Filter the entries and keep only the lines where the string "procedures" appears.

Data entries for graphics

——————

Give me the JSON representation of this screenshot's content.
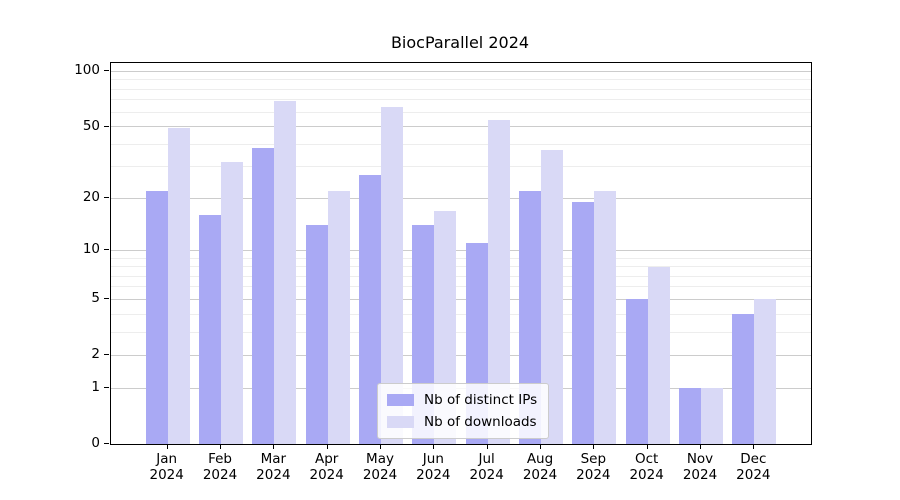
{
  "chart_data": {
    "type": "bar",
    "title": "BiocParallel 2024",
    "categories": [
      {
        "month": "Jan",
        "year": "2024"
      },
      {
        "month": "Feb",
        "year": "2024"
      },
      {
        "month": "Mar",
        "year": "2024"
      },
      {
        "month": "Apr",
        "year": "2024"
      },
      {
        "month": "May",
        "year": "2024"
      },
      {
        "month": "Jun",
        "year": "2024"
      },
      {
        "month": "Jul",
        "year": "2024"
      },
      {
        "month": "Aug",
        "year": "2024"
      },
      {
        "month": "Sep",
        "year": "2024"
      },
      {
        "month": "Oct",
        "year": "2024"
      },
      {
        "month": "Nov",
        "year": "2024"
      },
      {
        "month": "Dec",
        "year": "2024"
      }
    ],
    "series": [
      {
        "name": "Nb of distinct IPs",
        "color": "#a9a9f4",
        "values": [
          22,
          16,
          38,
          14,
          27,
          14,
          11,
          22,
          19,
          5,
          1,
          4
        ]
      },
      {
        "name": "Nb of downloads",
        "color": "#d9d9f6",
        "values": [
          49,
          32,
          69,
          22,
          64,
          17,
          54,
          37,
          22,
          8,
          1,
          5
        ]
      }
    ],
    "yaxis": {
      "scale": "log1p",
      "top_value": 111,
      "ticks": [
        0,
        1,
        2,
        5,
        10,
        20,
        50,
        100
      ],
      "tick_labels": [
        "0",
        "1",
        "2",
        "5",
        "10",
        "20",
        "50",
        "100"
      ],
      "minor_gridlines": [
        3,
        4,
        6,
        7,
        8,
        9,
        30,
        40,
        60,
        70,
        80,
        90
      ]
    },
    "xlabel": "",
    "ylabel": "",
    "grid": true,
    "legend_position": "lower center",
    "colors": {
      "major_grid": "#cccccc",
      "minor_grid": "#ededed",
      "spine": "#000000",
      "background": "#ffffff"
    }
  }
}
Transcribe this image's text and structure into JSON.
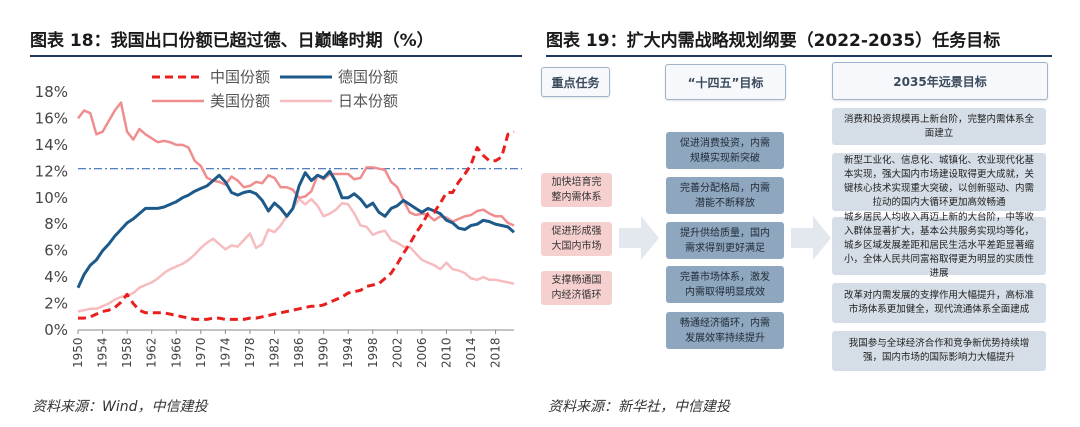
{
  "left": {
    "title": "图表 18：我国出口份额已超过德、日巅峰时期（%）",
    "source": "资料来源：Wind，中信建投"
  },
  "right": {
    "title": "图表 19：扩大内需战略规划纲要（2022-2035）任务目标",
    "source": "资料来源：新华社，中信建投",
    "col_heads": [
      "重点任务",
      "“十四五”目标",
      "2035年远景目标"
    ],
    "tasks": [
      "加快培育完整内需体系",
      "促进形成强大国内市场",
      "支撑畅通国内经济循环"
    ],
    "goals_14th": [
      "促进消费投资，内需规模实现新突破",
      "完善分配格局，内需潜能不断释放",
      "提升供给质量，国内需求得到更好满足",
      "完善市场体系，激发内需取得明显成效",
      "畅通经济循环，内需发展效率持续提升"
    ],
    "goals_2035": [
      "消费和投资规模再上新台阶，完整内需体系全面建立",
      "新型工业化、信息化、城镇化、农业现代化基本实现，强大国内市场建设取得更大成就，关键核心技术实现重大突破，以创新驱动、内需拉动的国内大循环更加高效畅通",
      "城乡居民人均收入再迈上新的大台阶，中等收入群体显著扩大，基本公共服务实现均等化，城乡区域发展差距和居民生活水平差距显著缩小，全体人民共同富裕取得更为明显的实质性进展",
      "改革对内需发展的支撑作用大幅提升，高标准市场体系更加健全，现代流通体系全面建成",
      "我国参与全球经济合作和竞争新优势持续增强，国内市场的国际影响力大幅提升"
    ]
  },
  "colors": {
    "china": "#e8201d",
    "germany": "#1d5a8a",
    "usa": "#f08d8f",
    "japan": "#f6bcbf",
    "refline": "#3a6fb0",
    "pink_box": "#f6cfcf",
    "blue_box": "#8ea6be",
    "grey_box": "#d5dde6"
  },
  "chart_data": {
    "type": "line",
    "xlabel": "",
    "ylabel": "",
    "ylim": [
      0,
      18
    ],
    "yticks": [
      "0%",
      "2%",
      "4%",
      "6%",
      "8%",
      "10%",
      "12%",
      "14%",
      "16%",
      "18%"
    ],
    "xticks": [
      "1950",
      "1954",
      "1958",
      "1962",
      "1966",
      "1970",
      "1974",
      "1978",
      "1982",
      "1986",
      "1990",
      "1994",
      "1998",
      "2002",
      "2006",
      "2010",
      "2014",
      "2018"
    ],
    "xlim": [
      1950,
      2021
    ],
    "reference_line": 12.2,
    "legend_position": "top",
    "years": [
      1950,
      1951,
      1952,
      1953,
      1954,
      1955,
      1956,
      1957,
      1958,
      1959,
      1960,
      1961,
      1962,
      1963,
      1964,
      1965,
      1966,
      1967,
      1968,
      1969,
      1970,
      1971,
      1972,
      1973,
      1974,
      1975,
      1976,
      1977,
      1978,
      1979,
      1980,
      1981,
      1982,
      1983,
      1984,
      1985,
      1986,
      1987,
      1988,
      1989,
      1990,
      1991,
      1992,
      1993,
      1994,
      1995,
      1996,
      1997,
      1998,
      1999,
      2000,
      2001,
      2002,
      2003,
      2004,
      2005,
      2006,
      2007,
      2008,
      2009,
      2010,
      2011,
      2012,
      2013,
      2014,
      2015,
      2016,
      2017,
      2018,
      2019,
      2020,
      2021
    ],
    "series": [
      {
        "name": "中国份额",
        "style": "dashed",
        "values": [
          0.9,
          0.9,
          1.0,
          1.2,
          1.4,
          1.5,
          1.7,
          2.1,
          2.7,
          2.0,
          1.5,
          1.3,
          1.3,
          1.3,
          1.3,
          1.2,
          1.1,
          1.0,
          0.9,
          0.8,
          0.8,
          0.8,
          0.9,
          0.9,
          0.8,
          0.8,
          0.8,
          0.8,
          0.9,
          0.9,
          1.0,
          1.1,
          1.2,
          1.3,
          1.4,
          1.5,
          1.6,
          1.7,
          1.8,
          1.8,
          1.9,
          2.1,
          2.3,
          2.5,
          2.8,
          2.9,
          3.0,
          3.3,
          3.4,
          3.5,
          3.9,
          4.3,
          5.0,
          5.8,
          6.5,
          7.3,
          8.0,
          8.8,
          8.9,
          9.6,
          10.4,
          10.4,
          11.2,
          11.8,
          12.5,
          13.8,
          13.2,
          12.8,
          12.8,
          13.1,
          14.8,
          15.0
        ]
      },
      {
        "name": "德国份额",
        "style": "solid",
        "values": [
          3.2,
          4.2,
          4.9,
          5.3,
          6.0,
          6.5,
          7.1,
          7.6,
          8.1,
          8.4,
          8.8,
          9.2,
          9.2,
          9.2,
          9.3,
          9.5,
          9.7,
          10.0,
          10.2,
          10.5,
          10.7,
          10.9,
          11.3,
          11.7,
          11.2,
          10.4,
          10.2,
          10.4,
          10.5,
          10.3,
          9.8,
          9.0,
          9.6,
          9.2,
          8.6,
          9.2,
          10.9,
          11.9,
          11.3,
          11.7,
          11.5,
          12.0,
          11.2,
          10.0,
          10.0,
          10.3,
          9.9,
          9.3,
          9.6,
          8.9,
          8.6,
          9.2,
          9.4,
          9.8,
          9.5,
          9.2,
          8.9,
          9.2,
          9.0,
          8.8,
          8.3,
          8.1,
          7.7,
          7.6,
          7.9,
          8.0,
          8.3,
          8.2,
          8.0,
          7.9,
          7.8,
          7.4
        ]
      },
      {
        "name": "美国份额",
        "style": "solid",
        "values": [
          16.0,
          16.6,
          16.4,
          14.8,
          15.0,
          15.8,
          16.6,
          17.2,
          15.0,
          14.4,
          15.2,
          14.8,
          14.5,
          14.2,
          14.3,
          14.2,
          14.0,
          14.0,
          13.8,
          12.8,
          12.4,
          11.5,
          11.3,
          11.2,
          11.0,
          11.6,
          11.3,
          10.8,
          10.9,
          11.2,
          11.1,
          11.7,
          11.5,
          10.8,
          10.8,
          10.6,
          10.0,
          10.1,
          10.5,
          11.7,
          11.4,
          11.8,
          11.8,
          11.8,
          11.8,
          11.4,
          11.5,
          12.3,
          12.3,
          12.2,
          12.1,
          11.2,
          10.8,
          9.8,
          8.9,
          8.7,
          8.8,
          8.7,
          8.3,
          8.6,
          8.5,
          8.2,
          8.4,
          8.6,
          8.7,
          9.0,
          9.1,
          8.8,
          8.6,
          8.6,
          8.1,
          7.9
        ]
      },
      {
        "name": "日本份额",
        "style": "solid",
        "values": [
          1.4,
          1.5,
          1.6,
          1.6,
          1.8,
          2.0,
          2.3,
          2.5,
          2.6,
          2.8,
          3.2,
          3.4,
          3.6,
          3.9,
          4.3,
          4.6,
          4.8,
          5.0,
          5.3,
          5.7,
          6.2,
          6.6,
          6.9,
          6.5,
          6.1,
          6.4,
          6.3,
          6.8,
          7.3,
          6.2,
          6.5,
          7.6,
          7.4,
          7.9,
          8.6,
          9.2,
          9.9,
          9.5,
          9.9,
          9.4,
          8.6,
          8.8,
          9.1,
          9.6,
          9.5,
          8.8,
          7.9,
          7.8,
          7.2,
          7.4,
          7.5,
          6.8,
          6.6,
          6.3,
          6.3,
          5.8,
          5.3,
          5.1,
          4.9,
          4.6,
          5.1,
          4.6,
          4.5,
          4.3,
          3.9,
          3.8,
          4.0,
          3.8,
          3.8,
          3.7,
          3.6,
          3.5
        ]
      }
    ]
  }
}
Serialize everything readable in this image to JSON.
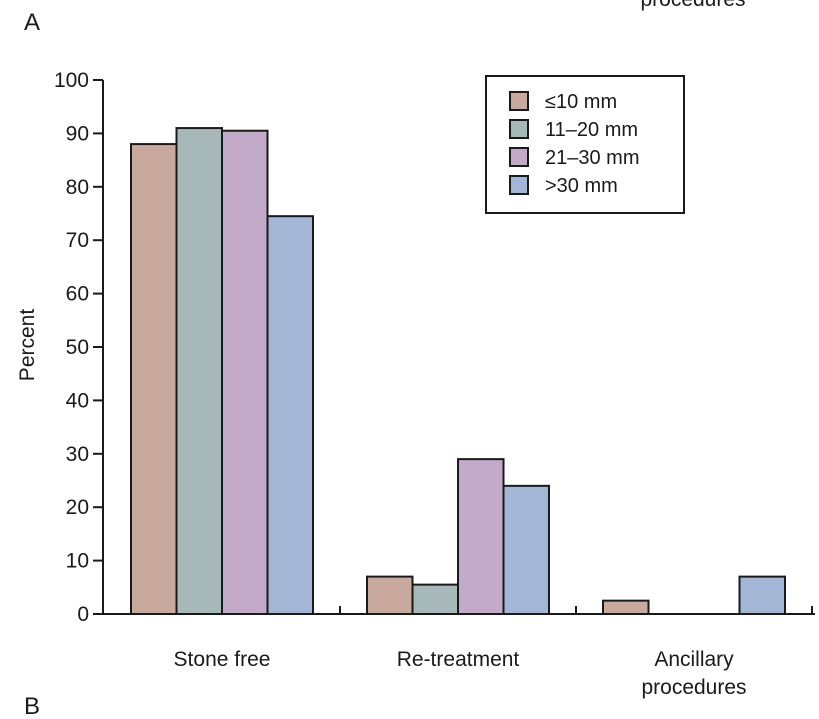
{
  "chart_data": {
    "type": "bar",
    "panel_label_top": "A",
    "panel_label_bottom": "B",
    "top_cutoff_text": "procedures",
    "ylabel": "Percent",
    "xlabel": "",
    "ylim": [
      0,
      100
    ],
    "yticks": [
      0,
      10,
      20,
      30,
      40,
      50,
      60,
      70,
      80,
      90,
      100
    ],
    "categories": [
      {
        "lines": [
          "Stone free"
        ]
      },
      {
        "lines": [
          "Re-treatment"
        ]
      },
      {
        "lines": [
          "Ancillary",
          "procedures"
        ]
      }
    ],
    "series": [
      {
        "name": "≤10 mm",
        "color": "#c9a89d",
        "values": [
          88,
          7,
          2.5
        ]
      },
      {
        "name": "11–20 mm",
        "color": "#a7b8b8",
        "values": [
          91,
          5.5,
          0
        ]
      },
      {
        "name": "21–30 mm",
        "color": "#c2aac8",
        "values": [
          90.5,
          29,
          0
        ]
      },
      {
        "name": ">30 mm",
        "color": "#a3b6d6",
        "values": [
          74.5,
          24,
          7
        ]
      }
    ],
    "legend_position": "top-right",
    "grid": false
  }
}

——————

→ Response to this exercise
    "top_cutoff_text": "procedures",
          "procedures"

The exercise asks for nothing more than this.